[EXERCISE BRIEF]
Search the entries below for the string "occurs" and give the number of lines that hold it, nothing else.

(Items from a document page collection)

-----

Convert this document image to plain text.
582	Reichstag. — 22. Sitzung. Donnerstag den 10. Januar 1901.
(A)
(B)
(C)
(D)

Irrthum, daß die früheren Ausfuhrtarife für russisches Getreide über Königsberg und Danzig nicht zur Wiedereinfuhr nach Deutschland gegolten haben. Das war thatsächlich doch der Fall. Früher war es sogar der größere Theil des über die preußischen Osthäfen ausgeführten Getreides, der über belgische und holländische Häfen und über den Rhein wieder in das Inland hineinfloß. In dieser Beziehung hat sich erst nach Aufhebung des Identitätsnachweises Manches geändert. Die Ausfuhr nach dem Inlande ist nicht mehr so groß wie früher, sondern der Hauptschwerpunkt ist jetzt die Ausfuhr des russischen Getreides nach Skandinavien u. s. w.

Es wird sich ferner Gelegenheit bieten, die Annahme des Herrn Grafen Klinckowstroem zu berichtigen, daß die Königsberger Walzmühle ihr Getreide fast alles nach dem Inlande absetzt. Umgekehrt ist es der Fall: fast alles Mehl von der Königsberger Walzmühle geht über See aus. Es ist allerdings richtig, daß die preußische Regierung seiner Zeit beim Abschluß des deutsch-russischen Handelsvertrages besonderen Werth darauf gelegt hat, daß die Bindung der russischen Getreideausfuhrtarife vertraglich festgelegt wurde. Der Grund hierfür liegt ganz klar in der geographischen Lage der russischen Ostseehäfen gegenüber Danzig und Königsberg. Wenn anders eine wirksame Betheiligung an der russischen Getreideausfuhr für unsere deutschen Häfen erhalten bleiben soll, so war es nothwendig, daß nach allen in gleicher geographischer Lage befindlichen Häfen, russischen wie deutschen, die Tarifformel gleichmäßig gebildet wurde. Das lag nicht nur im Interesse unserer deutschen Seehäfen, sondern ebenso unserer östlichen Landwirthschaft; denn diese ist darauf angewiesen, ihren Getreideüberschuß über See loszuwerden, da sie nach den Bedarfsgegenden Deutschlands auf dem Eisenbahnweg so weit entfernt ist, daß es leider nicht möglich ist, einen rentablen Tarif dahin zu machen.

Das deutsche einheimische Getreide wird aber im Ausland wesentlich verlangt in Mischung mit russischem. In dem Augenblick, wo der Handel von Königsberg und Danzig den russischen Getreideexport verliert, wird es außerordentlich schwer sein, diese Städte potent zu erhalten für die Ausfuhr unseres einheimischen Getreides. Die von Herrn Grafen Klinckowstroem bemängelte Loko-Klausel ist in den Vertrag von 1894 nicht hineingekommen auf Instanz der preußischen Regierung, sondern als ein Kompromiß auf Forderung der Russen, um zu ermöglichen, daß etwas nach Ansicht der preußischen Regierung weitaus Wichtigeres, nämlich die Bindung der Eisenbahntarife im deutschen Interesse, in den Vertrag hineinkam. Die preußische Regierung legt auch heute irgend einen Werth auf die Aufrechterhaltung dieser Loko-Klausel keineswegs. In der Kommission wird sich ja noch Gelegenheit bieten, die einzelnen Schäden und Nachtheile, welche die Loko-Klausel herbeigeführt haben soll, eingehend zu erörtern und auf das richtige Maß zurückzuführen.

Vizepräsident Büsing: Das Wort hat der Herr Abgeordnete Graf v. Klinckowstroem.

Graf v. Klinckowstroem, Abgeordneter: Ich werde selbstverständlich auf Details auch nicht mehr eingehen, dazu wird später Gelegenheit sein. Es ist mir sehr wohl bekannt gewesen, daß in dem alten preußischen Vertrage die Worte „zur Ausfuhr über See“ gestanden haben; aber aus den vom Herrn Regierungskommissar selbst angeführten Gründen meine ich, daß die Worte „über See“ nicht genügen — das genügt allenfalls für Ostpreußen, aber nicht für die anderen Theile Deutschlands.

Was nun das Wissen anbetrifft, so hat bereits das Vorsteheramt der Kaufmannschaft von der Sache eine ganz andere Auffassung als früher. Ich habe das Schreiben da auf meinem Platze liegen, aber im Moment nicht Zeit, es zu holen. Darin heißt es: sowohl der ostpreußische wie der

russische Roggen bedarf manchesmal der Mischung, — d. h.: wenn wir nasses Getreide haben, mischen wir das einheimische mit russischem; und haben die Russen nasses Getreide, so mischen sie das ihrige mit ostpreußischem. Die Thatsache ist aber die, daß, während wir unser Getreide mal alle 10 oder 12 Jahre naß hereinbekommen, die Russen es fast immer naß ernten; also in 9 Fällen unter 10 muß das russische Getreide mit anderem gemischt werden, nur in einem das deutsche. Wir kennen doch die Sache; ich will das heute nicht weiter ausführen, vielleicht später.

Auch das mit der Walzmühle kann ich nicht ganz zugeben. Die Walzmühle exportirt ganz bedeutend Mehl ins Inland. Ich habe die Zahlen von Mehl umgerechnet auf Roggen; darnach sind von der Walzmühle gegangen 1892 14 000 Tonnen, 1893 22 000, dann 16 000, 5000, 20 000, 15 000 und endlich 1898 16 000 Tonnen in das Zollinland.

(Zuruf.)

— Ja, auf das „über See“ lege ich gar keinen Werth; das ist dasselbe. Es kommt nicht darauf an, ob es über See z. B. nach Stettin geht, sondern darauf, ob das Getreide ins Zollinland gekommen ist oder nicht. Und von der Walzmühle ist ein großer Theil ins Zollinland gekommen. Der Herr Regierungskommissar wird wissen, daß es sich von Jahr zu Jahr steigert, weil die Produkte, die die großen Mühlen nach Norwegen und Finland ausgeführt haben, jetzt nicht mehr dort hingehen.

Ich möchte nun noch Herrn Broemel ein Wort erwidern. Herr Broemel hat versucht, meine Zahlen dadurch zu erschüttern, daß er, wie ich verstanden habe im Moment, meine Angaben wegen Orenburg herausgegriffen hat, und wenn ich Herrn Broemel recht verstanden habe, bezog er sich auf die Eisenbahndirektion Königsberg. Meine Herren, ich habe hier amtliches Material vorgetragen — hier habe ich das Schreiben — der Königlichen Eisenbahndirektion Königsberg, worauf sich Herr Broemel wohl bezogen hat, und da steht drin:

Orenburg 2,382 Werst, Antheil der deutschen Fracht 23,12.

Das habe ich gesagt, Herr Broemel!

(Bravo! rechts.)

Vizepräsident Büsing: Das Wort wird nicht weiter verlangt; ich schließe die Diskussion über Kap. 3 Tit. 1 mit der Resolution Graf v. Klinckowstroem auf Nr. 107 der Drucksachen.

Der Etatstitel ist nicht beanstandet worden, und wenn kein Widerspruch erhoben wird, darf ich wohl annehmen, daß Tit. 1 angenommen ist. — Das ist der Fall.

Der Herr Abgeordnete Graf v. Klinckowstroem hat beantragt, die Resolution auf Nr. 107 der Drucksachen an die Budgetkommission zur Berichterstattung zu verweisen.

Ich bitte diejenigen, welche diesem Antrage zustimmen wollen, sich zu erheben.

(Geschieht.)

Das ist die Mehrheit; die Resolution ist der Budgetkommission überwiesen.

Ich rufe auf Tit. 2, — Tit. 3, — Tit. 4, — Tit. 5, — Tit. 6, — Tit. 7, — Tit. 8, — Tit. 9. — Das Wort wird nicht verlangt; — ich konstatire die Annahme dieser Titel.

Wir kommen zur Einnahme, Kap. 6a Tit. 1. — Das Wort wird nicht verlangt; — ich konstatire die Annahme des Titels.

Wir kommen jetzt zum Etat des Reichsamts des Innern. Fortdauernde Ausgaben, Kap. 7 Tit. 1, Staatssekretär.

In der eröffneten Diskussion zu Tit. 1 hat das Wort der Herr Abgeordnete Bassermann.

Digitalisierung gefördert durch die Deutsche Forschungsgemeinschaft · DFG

-----

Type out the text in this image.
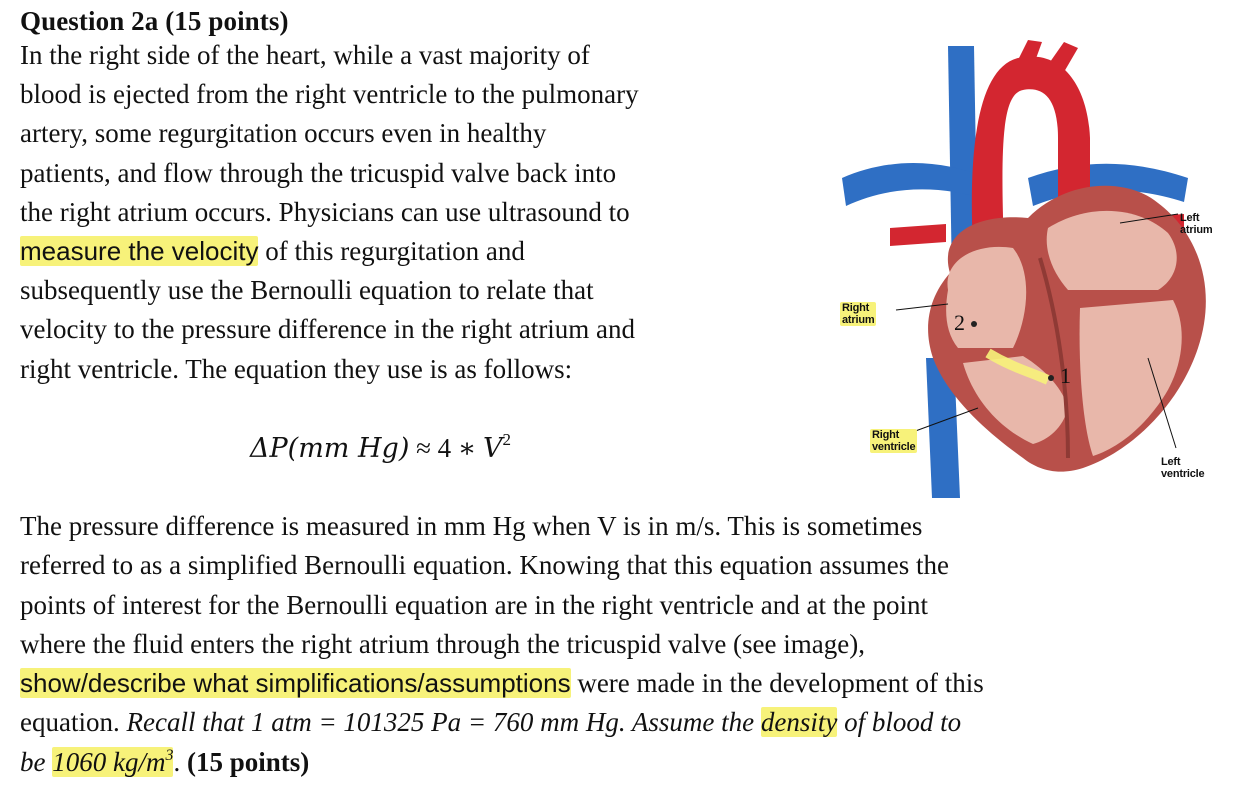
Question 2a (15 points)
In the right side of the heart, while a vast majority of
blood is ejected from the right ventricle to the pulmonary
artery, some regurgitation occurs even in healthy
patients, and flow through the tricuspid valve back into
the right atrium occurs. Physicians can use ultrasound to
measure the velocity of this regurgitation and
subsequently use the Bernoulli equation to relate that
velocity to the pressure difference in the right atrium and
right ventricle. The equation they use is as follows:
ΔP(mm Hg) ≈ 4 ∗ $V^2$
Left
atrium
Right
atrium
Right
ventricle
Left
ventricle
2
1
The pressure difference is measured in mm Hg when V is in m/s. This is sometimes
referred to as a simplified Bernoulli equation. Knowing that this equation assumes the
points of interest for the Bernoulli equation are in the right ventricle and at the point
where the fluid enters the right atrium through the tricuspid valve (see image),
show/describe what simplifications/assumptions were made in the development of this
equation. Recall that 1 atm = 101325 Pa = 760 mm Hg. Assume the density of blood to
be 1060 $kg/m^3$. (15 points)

-----

[SOLUTION TO THIS EXERCISE]
2